What needs to be done: From the entries below, copy every line holding the word "tonalità".

═══ Input for this task ═══

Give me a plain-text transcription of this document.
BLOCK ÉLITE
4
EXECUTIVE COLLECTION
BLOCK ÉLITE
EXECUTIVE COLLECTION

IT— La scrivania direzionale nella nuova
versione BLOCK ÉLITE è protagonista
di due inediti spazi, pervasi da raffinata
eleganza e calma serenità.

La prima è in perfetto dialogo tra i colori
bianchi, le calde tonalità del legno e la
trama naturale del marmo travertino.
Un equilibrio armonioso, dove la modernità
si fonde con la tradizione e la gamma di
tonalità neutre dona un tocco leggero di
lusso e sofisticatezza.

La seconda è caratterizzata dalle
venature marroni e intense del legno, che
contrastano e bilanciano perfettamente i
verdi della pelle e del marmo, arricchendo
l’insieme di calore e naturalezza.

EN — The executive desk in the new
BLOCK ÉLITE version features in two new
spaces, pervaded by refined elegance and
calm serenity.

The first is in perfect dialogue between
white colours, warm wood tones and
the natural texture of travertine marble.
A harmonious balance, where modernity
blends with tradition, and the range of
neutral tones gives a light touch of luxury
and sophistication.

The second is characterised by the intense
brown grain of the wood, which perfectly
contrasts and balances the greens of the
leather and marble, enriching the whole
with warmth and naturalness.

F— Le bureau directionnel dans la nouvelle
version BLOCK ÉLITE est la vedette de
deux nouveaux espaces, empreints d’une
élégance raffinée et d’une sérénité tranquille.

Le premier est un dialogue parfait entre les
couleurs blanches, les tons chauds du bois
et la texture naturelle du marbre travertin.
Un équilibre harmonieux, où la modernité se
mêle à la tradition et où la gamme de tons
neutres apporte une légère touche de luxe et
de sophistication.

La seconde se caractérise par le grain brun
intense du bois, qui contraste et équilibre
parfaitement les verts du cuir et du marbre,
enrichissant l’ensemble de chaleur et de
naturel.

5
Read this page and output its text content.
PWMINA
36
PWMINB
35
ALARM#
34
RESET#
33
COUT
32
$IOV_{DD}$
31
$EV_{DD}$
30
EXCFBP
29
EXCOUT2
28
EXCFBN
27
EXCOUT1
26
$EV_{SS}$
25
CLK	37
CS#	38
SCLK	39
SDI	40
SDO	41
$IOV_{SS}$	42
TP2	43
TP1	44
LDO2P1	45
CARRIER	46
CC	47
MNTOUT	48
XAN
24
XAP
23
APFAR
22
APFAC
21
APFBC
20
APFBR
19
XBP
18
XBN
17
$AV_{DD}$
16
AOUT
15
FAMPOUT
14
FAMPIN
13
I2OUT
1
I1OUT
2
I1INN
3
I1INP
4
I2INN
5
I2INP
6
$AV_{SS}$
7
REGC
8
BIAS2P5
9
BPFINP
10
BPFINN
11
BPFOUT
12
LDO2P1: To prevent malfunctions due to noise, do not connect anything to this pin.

═══

Exercise response:
bianchi, le calde tonalità del legno e la
tonalità neutre dona un tocco leggero di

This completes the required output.